• Requirement:
Tell how many lines have the string "content" in them, and write nothing besides the number.

• Provided records:
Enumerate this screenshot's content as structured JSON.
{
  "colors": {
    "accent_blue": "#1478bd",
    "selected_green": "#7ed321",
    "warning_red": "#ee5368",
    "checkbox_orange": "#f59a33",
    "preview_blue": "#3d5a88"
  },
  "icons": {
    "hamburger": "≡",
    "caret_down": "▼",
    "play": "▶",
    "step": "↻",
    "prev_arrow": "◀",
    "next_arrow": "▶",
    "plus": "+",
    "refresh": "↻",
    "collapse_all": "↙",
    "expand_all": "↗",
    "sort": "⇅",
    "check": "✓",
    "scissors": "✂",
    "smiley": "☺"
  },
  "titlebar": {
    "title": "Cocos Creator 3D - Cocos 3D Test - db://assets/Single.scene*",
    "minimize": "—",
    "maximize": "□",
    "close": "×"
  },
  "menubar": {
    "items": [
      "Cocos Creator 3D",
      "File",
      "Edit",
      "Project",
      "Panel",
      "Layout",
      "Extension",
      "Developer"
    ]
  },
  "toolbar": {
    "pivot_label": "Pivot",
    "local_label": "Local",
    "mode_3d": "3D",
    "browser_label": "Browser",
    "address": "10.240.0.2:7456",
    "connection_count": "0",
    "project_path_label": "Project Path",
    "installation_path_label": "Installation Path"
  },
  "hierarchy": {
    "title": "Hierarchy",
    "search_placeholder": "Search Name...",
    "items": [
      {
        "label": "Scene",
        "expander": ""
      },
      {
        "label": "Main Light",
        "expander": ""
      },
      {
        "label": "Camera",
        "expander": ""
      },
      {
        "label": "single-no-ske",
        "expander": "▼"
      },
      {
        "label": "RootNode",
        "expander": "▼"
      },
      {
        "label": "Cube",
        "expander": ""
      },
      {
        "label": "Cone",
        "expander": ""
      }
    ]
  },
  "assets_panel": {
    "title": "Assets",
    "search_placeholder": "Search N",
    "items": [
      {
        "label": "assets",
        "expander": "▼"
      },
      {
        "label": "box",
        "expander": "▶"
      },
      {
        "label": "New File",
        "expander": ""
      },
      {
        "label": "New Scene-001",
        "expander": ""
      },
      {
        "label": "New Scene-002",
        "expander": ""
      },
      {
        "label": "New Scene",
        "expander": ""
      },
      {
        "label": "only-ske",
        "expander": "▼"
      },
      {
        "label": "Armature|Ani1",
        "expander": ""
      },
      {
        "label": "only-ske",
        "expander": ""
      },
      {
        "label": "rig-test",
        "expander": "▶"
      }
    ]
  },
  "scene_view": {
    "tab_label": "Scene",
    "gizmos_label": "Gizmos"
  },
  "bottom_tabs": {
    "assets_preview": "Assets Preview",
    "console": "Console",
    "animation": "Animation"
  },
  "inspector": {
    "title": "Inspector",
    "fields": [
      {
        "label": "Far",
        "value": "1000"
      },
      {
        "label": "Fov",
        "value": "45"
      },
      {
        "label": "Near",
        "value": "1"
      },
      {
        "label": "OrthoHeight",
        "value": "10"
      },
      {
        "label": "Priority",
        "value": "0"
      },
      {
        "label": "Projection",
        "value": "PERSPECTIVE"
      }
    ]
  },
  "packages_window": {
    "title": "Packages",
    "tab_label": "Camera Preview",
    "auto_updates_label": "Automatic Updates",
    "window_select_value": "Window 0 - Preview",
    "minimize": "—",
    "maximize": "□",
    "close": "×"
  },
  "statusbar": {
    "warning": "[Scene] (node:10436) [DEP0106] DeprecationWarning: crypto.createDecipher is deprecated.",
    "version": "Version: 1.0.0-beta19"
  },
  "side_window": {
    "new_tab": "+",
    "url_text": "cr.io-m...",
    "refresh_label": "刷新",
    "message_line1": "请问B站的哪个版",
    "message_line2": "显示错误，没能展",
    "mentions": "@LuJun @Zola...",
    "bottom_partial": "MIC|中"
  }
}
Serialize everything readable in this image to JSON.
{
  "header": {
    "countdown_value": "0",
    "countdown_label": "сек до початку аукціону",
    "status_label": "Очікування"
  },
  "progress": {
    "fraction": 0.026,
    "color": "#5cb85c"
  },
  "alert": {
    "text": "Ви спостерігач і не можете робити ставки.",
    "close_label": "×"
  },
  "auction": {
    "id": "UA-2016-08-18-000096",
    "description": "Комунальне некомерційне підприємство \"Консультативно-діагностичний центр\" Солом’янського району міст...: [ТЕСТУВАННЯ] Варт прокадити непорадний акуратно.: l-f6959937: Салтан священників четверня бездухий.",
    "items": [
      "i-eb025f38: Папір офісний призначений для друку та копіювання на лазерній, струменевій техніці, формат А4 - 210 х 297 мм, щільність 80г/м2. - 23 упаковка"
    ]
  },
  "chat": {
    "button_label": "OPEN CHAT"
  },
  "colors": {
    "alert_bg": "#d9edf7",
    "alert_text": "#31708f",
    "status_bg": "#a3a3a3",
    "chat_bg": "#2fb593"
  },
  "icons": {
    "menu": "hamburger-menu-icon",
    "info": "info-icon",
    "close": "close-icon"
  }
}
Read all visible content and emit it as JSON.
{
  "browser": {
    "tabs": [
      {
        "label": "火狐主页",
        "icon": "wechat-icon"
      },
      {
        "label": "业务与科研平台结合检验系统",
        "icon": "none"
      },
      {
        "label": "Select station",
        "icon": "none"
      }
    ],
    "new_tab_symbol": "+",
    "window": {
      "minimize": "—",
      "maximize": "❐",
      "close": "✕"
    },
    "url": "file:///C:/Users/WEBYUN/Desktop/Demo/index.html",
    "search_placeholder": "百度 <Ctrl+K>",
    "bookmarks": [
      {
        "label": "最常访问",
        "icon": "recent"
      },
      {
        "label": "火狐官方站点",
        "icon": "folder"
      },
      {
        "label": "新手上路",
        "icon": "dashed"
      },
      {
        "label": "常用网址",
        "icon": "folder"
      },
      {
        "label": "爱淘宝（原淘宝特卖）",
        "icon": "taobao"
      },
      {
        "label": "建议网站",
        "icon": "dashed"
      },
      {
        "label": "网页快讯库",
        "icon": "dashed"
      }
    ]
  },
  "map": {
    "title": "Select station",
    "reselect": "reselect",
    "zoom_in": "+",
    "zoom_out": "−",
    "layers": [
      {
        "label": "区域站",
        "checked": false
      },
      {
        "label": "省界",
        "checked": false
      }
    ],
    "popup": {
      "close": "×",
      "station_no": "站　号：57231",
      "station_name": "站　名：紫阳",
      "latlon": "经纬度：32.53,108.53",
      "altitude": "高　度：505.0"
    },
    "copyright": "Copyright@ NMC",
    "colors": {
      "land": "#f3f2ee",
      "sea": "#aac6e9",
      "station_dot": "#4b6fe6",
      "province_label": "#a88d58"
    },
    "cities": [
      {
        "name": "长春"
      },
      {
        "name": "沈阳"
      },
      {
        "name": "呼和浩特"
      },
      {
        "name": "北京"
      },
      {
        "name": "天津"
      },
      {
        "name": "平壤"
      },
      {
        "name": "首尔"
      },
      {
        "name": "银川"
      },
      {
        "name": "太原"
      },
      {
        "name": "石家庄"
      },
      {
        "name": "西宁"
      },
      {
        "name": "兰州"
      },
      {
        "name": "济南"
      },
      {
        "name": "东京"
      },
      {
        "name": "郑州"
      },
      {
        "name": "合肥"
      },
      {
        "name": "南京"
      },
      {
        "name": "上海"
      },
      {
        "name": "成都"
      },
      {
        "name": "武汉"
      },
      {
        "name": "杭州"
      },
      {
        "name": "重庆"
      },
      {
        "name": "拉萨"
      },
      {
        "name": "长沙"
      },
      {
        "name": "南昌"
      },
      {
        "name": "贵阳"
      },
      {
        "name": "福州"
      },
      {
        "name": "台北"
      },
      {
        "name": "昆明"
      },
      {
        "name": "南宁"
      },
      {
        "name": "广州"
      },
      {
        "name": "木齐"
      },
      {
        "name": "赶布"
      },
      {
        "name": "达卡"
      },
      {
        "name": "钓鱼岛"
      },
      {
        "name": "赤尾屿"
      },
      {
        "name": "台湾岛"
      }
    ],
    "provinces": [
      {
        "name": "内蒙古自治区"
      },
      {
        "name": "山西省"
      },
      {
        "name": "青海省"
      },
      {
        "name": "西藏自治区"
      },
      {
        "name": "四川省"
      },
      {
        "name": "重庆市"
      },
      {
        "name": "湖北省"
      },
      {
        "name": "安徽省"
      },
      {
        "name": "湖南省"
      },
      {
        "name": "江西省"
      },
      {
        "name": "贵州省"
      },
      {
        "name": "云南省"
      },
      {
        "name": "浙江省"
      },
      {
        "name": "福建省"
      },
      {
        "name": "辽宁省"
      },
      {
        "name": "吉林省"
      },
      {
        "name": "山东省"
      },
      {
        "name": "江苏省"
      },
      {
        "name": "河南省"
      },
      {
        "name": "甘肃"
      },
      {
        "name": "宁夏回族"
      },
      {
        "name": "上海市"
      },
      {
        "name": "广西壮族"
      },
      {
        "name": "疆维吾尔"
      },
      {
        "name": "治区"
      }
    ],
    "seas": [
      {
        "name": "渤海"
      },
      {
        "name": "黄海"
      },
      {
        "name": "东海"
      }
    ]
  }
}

• Written answer:
2